Using the records provided below, locate and copy each line that contains the word "JSON".

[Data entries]
"""
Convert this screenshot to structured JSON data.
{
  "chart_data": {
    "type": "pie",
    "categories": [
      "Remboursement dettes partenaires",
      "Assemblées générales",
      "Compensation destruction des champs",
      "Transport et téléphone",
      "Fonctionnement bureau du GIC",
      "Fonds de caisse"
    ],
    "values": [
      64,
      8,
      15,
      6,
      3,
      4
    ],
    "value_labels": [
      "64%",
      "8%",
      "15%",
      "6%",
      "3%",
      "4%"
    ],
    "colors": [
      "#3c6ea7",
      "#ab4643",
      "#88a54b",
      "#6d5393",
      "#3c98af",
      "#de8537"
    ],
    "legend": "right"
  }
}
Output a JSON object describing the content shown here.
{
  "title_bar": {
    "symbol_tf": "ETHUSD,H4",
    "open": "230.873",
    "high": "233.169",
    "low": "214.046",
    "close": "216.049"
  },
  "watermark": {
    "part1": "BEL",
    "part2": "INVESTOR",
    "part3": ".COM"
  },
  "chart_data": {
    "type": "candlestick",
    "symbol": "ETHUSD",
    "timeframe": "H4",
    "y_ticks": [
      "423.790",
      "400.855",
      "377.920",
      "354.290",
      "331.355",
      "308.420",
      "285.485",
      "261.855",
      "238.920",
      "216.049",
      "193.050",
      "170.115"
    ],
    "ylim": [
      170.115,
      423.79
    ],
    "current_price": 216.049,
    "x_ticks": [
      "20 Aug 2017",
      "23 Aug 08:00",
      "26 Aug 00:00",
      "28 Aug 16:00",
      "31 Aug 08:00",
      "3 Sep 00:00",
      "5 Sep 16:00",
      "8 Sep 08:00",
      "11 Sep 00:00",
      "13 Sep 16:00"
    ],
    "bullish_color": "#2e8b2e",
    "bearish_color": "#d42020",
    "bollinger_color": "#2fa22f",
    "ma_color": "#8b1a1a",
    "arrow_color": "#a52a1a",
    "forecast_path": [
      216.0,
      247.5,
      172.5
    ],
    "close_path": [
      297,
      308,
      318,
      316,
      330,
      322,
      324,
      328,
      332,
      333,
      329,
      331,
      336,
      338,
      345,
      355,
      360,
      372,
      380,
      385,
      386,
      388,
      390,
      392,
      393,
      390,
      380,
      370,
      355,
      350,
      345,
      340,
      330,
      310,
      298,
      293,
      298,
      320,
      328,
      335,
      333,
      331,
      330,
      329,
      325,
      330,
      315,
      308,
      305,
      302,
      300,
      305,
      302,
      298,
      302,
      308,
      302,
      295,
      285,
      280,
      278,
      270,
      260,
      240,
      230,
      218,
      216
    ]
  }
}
"""
"""
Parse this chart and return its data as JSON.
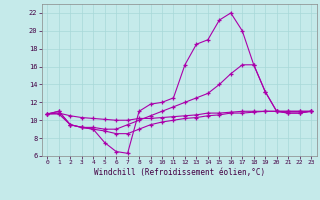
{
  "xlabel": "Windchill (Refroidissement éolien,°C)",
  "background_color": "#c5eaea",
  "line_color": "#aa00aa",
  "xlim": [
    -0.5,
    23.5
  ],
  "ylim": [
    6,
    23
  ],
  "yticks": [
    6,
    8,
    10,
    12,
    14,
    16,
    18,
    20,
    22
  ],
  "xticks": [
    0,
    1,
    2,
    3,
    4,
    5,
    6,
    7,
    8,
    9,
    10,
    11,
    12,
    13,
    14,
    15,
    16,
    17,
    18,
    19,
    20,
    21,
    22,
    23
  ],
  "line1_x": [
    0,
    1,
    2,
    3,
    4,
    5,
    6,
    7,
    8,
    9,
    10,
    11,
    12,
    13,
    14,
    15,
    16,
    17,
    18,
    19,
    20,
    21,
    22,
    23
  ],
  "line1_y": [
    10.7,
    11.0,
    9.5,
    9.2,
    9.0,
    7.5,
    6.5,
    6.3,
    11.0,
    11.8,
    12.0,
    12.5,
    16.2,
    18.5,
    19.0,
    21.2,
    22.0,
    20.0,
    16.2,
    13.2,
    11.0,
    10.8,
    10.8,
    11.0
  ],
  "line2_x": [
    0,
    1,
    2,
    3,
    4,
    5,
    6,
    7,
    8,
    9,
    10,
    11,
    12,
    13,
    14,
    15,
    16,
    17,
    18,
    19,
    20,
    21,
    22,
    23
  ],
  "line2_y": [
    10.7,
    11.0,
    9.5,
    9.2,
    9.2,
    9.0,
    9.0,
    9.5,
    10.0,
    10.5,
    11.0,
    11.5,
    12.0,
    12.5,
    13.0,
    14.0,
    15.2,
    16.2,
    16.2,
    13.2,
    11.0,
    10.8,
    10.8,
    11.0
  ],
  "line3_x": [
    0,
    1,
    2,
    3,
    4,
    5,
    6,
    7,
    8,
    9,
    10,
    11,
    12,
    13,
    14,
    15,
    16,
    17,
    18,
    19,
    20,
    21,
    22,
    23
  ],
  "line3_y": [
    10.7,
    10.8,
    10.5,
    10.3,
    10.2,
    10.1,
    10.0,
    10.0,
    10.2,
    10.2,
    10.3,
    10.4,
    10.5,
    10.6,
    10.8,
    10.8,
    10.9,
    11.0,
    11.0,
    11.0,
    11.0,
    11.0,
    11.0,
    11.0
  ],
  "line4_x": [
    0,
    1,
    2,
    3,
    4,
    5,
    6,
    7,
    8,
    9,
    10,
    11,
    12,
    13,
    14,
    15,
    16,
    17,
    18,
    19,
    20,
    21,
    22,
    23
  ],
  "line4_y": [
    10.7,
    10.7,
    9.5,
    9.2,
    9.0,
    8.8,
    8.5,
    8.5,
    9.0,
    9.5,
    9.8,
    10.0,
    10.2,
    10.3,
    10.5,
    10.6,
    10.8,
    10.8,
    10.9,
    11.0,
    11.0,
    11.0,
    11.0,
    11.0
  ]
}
"""
- _Response_:
Convert this screenshot to structured JSON data.
Output a JSON object describing the content shown here.
Parse this chart and return its data as JSON.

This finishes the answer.